Supplied material »
________________
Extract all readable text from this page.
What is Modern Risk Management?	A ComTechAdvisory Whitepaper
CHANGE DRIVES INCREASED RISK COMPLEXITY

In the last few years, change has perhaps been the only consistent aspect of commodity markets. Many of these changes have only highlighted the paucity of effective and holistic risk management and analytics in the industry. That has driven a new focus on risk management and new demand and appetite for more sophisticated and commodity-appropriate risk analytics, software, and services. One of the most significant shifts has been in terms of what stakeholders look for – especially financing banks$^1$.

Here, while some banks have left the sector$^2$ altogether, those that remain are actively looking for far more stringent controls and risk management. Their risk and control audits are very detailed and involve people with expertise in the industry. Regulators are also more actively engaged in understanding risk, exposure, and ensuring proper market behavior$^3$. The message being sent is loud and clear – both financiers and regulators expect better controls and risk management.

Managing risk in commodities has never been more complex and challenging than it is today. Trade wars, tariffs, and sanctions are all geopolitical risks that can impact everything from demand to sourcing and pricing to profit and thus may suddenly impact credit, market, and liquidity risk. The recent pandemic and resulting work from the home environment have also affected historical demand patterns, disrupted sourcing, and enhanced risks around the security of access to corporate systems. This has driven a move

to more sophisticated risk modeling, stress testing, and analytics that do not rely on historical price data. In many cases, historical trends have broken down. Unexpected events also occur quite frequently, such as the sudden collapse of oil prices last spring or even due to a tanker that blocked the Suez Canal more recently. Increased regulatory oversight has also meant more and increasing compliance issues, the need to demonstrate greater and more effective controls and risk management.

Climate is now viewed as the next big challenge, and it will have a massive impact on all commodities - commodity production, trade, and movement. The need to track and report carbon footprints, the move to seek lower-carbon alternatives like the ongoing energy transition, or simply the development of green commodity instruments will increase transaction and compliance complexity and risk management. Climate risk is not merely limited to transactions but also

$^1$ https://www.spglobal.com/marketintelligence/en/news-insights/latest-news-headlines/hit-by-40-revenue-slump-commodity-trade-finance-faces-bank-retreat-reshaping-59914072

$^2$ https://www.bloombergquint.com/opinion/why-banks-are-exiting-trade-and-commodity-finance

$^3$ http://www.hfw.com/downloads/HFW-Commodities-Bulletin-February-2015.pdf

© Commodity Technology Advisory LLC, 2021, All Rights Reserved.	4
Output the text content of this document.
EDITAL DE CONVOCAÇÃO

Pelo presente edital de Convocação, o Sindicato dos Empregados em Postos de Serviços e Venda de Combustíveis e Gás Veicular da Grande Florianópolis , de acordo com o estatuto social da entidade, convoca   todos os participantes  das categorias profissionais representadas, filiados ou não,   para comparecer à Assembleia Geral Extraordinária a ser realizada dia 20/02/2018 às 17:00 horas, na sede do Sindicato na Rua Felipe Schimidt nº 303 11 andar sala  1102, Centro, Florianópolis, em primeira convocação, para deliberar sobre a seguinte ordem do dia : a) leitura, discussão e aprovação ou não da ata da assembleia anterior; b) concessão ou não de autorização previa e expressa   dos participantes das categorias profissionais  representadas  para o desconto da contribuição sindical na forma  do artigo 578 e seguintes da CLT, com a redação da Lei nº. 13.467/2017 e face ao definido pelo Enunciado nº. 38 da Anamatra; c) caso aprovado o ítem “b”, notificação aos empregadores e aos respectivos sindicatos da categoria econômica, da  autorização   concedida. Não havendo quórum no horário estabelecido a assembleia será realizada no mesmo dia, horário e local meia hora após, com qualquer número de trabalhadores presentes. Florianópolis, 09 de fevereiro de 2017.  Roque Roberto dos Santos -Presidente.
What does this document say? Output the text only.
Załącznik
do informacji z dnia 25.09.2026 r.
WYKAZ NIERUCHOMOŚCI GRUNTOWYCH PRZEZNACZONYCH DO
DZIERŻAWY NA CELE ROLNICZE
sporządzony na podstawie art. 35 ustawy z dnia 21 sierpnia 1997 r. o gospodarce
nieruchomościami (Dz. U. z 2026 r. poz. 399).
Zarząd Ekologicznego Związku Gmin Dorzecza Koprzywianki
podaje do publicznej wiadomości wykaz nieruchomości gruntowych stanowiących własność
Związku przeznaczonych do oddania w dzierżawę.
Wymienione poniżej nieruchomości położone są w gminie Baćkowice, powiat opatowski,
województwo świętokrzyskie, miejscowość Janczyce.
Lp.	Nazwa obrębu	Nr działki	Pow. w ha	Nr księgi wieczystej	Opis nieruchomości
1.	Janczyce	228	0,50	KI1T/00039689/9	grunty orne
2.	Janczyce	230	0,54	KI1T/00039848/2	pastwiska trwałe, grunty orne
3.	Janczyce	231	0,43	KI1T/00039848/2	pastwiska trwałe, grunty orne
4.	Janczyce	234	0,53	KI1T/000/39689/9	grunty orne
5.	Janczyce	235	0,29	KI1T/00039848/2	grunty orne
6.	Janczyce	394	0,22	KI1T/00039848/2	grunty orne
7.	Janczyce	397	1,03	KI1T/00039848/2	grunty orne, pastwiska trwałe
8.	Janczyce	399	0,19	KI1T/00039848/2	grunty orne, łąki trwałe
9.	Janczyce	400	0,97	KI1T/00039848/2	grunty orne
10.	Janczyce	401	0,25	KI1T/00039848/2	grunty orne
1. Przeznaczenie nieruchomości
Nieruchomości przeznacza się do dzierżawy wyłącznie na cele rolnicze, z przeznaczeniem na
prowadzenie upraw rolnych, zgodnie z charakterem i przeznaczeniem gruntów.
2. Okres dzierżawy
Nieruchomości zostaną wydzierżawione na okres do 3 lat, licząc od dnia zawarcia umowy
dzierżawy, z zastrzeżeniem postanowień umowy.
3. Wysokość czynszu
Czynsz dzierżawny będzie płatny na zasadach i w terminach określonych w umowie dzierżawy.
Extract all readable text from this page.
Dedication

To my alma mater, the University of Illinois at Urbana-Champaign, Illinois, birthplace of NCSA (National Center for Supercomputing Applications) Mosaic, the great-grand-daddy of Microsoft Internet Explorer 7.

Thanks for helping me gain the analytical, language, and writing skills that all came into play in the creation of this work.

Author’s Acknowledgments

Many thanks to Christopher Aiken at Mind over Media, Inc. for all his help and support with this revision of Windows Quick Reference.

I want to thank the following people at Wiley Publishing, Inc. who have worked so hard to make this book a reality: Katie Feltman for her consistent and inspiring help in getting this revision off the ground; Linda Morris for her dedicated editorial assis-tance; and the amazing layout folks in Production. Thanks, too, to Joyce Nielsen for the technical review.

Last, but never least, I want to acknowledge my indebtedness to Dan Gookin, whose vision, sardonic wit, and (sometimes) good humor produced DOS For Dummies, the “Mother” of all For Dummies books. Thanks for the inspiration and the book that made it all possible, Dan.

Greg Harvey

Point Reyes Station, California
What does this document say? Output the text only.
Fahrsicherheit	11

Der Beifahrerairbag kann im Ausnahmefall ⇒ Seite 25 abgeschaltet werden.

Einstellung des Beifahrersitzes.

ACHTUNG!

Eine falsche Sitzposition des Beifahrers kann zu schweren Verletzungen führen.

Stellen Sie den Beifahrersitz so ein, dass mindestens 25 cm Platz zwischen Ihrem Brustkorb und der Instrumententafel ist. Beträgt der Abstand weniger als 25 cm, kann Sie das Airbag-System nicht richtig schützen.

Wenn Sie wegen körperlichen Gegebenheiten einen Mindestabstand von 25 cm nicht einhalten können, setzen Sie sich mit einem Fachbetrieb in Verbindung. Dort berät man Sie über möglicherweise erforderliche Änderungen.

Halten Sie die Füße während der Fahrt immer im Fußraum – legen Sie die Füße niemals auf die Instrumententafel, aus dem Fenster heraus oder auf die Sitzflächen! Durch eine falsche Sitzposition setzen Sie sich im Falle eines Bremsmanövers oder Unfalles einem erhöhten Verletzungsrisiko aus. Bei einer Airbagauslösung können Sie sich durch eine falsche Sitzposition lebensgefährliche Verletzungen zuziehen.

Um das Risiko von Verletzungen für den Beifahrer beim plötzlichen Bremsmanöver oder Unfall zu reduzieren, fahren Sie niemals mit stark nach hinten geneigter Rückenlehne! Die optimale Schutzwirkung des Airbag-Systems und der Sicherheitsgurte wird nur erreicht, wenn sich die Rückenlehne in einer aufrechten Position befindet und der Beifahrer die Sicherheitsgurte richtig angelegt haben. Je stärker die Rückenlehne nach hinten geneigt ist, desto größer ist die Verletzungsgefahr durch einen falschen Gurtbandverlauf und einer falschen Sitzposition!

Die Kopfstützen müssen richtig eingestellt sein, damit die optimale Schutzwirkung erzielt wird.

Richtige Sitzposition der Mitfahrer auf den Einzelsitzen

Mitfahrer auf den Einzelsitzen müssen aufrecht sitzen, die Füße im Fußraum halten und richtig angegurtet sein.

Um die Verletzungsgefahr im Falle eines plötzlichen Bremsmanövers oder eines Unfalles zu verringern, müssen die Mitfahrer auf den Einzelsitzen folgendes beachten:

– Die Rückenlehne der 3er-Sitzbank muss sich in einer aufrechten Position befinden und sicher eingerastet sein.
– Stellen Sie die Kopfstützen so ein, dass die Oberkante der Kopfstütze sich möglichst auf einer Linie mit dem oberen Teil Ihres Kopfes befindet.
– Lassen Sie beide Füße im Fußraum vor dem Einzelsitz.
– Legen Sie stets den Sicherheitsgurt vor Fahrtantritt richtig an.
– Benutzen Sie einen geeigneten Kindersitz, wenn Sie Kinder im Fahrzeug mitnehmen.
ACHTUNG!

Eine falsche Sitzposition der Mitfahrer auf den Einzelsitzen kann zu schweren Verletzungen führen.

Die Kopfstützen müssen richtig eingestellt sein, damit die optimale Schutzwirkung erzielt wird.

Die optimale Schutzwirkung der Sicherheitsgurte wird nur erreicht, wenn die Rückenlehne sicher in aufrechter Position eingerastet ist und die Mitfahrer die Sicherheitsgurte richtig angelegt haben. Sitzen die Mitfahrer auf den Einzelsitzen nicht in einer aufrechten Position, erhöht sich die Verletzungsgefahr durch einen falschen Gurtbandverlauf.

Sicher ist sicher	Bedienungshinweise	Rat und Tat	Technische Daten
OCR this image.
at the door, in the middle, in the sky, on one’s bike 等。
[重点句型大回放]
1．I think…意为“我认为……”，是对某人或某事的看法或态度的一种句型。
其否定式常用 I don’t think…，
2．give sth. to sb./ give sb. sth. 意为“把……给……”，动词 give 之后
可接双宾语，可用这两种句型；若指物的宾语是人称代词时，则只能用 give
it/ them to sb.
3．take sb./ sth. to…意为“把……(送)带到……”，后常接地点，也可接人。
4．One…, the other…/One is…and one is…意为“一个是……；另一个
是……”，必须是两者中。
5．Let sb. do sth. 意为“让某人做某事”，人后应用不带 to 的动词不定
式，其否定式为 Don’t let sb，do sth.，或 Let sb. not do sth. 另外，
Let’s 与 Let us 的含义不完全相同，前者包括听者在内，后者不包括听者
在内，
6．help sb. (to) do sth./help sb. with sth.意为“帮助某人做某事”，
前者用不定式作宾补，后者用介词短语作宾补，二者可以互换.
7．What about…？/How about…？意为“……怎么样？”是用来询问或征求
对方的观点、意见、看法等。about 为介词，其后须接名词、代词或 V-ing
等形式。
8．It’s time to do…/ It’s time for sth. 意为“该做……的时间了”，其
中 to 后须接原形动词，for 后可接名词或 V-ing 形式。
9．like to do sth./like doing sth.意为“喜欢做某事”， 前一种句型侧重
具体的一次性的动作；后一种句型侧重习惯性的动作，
________________
Stated goal » Gather all lines from the listing above in which "demand" occurs.

Solution below »
In the last few years, change has perhaps been the only consistent aspect of commodity markets. Many of these changes have only highlighted the paucity of effective and holistic risk management and analytics in the industry. That has driven a new focus on risk management and new demand and appetite for more sophisticated and commodity-appropriate risk analytics, software, and services. One of the most significant shifts has been in terms of what stakeholders look for – especially financing banks$^1$.
Managing risk in commodities has never been more complex and challenging than it is today. Trade wars, tariffs, and sanctions are all geopolitical risks that can impact everything from demand to sourcing and pricing to profit and thus may suddenly impact credit, market, and liquidity risk. The recent pandemic and resulting work from the home environment have also affected historical demand patterns, disrupted sourcing, and enhanced risks around the security of access to corporate systems. This has driven a move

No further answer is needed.